Олег Лекманов: Что должен сопоставлять со словосочетанием «бедная юность» читатель, который все-таки с неизбежностью пытается соотнести его с биографией автора? Бедная юность — это в Захарово, где была Арина Родионовна? Или это Одесса? Или это про сегодняшний день, когда он сидит в Михайловском, а рядом Арина Родионовна? Что здесь может подразумеваться?

Екатерина Шульман: У меня дополнительный вопрос «с мороза»: это галлицизм? Это французское клише или это его собственное, оригинальное выражение? Потому что у Пушкина много галлицизмов, всякие там «девы веселья» — это прямо оттуда, много чего прямо оттуда. Это тоже оттуда или нет?

Наталия Мазур: Насколько я понимаю, нет. У меня тоже эта мысль проскочила, когда я быстро думала, как ответить. Покрутила в голове, по ощущению — нет. Но, может быть, Алина Сергеевна что-нибудь вспомнит?

Алина Бодрова: Я сейчас поищу. (Смеется)

Роман Лейбов: Мы сейчас на виду у большого количества людей...

Екатерина Шульман: Которые тоже умеют гуглить. (Смеются)

Алина Бодрова: Мне кажется, что на самом деле вряд ли это галлицизм. А что касается биографичности — мы же вроде как пытаемся здесь отчасти развенчать биографические прочтения и говорим скорее о литературном конструировании пушкинского образа, в том числе и образа биографического.

Наталия Мазур: Можно я про биографический образ? Я вам сейчас такую биографическую версию расскажу! Смотрите, все очень просто: это стихотворение, конечно, написано в Михайловском и адресовано друзьям по Арзамасу, влиятельным в тот момент. «Старушка» — это кто? «Старушка» — это Уваров! А «Чу» — это кто? «Чу» — это Дашков! Ну и, конечно, есть еще Жуковский, который «Светлана», которая баллада. И они сидят и думают: «Ну Сверчок! Ну ты там наклюкался с няней! А с другой стороны, жалко же его, да? Вот мы в Петербурге, а он там... Кружка, бражка, старушка...» И если бы он это стихотворение опубликовал в 1825 году, то, конечно, это был бы намек: «Ну ребята, давайте уже выручайте, сколько можно!»

+-------+

## Описание задания:
Пожалуйста, выведите целиком и без единого изменения отрывок выше, где обсуждают пушкинские слова о «бедной юности».

+-------+

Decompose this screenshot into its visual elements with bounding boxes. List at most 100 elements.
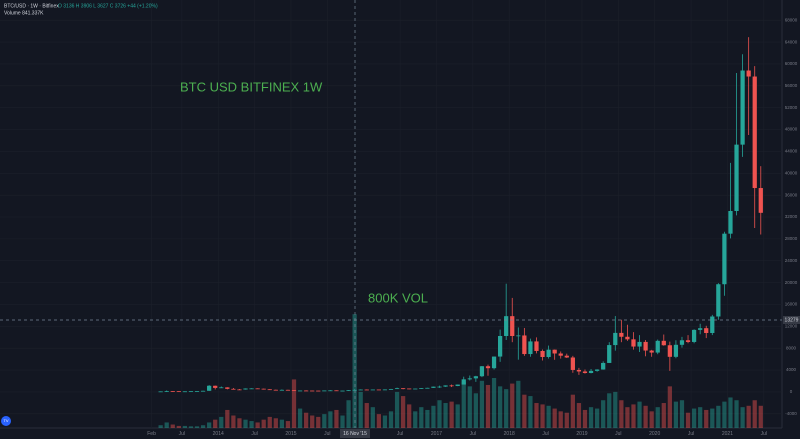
volume-bar	[716, 405, 721, 428]
crosshair-date: 16 Nov '15	[343, 431, 367, 437]
volume-bar	[364, 403, 369, 428]
candle-body	[613, 332, 618, 346]
candle-body	[358, 389, 363, 391]
volume-bar	[540, 404, 545, 428]
y-tick-label: 36000	[785, 192, 798, 197]
volume-bar	[407, 404, 412, 428]
candle-body	[431, 386, 436, 388]
volume-bar	[643, 405, 648, 428]
x-tick-label: Jul	[761, 431, 767, 437]
candle-body	[510, 316, 515, 337]
y-tick-label: 44000	[785, 149, 798, 154]
candle-body	[504, 316, 509, 337]
volume-bar	[213, 419, 218, 428]
candle-body	[255, 388, 260, 390]
volume-legend: Volume 841.337K	[4, 10, 44, 16]
candle-body	[322, 390, 327, 392]
y-tick-label: 40000	[785, 170, 798, 175]
candle-body	[407, 388, 412, 390]
candle-body	[261, 388, 266, 390]
candle-body	[546, 349, 551, 357]
candle-body	[601, 362, 606, 370]
candle-body	[437, 386, 442, 388]
candle-body	[661, 340, 666, 346]
volume-bar	[728, 397, 733, 428]
volume-bar	[528, 396, 533, 428]
volume-bar	[673, 401, 679, 428]
volume-bar	[491, 378, 497, 428]
candle-body	[758, 188, 763, 213]
candle-body	[625, 336, 630, 340]
volume-bar	[510, 383, 515, 428]
y-tick-label: 68000	[785, 17, 798, 22]
candle-body	[643, 341, 648, 351]
volume-bar	[522, 394, 527, 428]
x-tick-label: Jul	[397, 431, 403, 437]
candle-body	[576, 369, 582, 372]
volume-bar	[534, 403, 539, 428]
candle-body	[188, 391, 194, 393]
candle-body	[491, 356, 497, 369]
candle-body	[716, 284, 721, 317]
candle-body	[485, 366, 491, 369]
volume-bar	[261, 419, 266, 428]
x-tick-label: Jul	[542, 431, 548, 437]
candle-body	[346, 390, 351, 392]
candle-body	[691, 329, 697, 342]
volume-bar	[570, 394, 575, 428]
candle-body	[200, 390, 206, 392]
candle-body	[473, 376, 478, 379]
logo[interactable]	[1, 416, 11, 426]
y-tick-label: 52000	[785, 105, 798, 110]
volume-bar	[376, 414, 381, 428]
candle-body	[182, 391, 188, 393]
volume-bar	[267, 416, 272, 428]
y-tick-label: 32000	[785, 214, 798, 219]
volume-bar	[370, 407, 375, 428]
volume-bar	[176, 425, 181, 428]
candle-body	[740, 70, 745, 145]
y-tick-label: 56000	[785, 83, 798, 88]
volume-bar	[158, 425, 163, 428]
candle-body	[388, 389, 394, 390]
y-tick-label: 16000	[785, 302, 798, 307]
volume-bar	[394, 391, 400, 428]
candle-body	[594, 369, 600, 371]
x-tick-label: Jul	[688, 431, 694, 437]
volume-bar	[449, 401, 454, 428]
candle-body	[237, 389, 242, 391]
volume-bar	[655, 407, 660, 428]
candle-body	[194, 391, 200, 392]
candle-body	[467, 378, 472, 380]
crosshair-price: 13279	[785, 317, 799, 323]
y-tick-label: 60000	[785, 61, 798, 66]
volume-bar	[564, 412, 569, 428]
volume-bar	[667, 386, 672, 428]
candle-body	[746, 70, 751, 77]
volume-bar	[182, 425, 188, 428]
y-tick-label: 24000	[785, 258, 798, 263]
volume-bar	[740, 407, 745, 428]
x-tick-label: Jul	[615, 431, 621, 437]
annotation: BTC USD BITFINEX 1W	[180, 79, 323, 94]
volume-bar	[588, 407, 594, 428]
volume-bar	[322, 414, 327, 428]
x-tick-label: 2018	[504, 431, 515, 437]
candle-body	[273, 389, 278, 391]
x-tick-label: Jul	[470, 431, 476, 437]
symbol: BTC/USD · 1W · Bitfinex	[4, 3, 59, 9]
candle-body	[394, 388, 400, 390]
volume-bar	[473, 393, 478, 428]
volume-bar	[249, 421, 254, 428]
volume-bar	[388, 411, 394, 428]
volume-bar	[431, 405, 436, 428]
x-tick-label: 2019	[576, 431, 587, 437]
x-tick-label: Jul	[251, 431, 257, 437]
candle-body	[698, 328, 703, 330]
candle-body	[728, 210, 733, 234]
candle-body	[528, 341, 533, 355]
annotation: 800K VOL	[368, 290, 428, 305]
candle-body	[522, 335, 527, 355]
volume-bar	[710, 408, 715, 428]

+-------+

## Результат ниже:
Олег Лекманов: Что должен сопоставлять со словосочетанием «бедная юность» читатель, который все-таки с неизбежностью пытается соотнести его с биографией автора? Бедная юность — это в Захарово, где была Арина Родионовна? Или это Одесса? Или это про сегодняшний день, когда он сидит в Михайловском, а рядом Арина Родионовна? Что здесь может подразумеваться?

Екатерина Шульман: У меня дополнительный вопрос «с мороза»: это галлицизм? Это французское клише или это его собственное, оригинальное выражение? Потому что у Пушкина много галлицизмов, всякие там «девы веселья» — это прямо оттуда, много чего прямо оттуда. Это тоже оттуда или нет?

Наталия Мазур: Насколько я понимаю, нет. У меня тоже эта мысль проскочила, когда я быстро думала, как ответить. Покрутила в голове, по ощущению — нет. Но, может быть, Алина Сергеевна что-нибудь вспомнит?

Алина Бодрова: Я сейчас поищу. (Смеется)

Роман Лейбов: Мы сейчас на виду у большого количества людей...

Екатерина Шульман: Которые тоже умеют гуглить. (Смеются)

Алина Бодрова: Мне кажется, что на самом деле вряд ли это галлицизм. А что касается биографичности — мы же вроде как пытаемся здесь отчасти развенчать биографические прочтения и говорим скорее о литературном конструировании пушкинского образа, в том числе и образа биографического.

Наталия Мазур: Можно я про биографический образ? Я вам сейчас такую биографическую версию расскажу! Смотрите, все очень просто: это стихотворение, конечно, написано в Михайловском и адресовано друзьям по Арзамасу, влиятельным в тот момент. «Старушка» — это кто? «Старушка» — это Уваров! А «Чу» — это кто? «Чу» — это Дашков! Ну и, конечно, есть еще Жуковский, который «Светлана», которая баллада. И они сидят и думают: «Ну Сверчок! Ну ты там наклюкался с няней! А с другой стороны, жалко же его, да? Вот мы в Петербурге, а он там... Кружка, бражка, старушка...» И если бы он это стихотворение опубликовал в 1825 году, то, конечно, это был бы намек: «Ну ребята, давайте уже выручайте, сколько можно!»